EXERCISE DETAILS: Give the number of lines below that contain "this", with no other output.

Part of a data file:
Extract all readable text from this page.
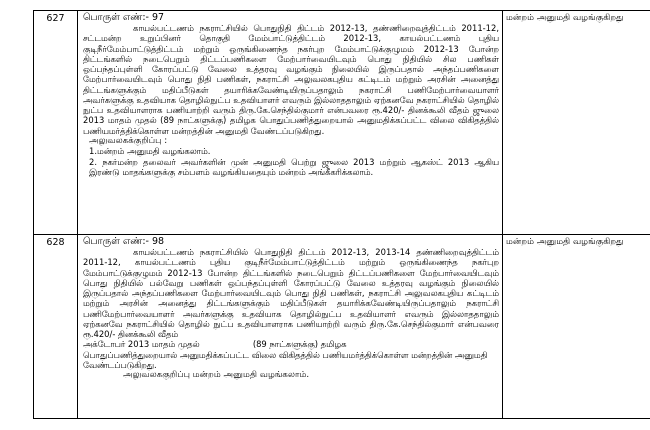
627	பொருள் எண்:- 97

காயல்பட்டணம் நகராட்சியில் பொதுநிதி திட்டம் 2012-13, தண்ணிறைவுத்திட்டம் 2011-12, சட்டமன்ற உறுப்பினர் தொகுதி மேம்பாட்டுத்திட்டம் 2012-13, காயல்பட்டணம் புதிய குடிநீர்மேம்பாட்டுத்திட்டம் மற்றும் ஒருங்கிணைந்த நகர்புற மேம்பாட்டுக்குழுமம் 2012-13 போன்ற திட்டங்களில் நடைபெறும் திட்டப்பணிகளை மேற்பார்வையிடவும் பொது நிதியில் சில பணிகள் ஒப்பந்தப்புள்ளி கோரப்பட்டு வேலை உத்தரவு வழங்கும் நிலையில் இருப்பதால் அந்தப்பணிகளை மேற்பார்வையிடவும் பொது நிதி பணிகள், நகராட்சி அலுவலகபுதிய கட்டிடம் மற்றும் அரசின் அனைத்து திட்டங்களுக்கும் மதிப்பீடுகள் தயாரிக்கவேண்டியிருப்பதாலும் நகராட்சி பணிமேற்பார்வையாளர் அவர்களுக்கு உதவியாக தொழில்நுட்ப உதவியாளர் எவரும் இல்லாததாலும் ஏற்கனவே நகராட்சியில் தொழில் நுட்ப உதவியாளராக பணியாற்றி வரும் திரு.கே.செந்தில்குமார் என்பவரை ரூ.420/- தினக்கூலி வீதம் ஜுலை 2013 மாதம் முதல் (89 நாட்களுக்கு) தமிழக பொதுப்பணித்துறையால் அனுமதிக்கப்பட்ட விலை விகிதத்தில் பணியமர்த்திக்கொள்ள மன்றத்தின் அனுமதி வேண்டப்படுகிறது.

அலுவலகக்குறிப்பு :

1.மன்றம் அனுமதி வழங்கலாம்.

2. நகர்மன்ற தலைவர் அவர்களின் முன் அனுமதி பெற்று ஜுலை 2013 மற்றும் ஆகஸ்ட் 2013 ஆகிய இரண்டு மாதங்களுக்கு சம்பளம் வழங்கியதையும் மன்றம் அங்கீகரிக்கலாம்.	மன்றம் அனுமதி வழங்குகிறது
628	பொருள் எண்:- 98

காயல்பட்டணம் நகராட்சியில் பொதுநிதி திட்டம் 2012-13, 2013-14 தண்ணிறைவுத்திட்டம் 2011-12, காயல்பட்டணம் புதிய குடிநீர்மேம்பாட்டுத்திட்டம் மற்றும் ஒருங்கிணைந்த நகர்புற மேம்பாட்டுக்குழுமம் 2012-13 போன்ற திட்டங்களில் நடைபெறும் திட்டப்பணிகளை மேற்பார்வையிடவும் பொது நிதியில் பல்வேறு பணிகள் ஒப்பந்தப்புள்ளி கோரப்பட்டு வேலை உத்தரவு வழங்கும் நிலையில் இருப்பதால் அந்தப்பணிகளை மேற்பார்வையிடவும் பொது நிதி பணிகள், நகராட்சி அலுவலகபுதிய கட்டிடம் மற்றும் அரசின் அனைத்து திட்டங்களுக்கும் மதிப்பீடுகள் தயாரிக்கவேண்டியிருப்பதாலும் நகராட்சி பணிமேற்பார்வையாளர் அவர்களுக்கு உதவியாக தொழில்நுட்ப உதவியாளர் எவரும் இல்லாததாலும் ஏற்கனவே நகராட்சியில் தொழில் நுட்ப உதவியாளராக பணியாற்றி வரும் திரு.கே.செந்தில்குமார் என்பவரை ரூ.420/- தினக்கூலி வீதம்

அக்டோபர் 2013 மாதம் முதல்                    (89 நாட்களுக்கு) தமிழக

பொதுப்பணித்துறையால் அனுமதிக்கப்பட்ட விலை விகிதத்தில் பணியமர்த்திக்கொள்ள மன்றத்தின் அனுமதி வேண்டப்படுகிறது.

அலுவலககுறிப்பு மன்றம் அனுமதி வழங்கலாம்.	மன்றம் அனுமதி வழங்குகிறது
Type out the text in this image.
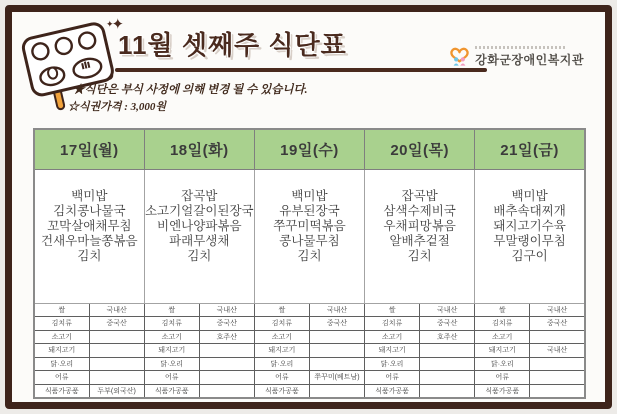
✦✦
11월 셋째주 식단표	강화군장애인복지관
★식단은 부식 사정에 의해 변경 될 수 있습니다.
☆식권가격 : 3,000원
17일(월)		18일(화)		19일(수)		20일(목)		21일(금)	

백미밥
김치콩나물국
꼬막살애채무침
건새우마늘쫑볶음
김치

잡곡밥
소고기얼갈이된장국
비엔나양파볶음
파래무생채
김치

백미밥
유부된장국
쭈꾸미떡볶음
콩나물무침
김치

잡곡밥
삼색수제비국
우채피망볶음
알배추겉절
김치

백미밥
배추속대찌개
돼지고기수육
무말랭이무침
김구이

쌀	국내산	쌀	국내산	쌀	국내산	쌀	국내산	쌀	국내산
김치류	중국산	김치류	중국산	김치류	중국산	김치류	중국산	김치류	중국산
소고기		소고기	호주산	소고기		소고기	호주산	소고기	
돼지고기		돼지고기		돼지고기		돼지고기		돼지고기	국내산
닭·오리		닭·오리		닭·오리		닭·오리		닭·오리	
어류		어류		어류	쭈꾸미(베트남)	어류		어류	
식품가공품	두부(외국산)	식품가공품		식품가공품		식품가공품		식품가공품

==

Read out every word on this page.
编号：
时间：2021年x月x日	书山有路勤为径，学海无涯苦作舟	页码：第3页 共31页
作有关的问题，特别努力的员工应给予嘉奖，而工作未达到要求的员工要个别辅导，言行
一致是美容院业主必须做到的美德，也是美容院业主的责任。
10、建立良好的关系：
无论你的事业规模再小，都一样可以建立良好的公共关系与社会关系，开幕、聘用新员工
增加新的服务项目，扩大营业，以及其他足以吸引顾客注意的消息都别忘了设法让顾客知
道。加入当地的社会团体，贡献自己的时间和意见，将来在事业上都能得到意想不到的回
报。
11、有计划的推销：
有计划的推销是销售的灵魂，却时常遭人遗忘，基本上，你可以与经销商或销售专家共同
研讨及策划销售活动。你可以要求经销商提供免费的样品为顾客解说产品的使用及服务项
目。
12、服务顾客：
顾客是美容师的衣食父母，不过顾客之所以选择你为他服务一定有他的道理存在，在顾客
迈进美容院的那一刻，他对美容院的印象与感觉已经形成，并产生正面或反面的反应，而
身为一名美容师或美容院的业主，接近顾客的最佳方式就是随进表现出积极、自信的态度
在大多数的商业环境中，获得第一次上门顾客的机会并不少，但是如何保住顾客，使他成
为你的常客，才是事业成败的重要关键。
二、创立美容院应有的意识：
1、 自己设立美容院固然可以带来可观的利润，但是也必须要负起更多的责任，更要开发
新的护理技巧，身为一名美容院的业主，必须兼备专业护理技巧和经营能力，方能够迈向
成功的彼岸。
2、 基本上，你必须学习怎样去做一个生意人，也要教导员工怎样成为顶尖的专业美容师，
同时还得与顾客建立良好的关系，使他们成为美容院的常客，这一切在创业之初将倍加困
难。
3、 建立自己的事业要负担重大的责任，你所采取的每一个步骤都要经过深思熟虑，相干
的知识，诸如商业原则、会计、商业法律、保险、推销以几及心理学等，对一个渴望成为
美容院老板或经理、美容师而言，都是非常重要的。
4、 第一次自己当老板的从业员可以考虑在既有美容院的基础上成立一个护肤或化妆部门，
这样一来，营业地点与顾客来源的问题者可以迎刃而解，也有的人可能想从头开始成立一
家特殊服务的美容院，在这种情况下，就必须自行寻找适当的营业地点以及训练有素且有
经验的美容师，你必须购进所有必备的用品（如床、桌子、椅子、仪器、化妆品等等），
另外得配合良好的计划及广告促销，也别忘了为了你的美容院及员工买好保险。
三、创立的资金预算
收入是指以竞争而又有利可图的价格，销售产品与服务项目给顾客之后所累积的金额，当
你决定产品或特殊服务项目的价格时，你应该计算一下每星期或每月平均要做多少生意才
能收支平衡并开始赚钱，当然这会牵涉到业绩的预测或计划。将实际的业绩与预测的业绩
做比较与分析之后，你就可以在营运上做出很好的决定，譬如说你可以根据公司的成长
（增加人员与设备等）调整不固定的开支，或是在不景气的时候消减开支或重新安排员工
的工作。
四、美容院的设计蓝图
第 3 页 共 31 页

EXERCISE RESPONSE: 3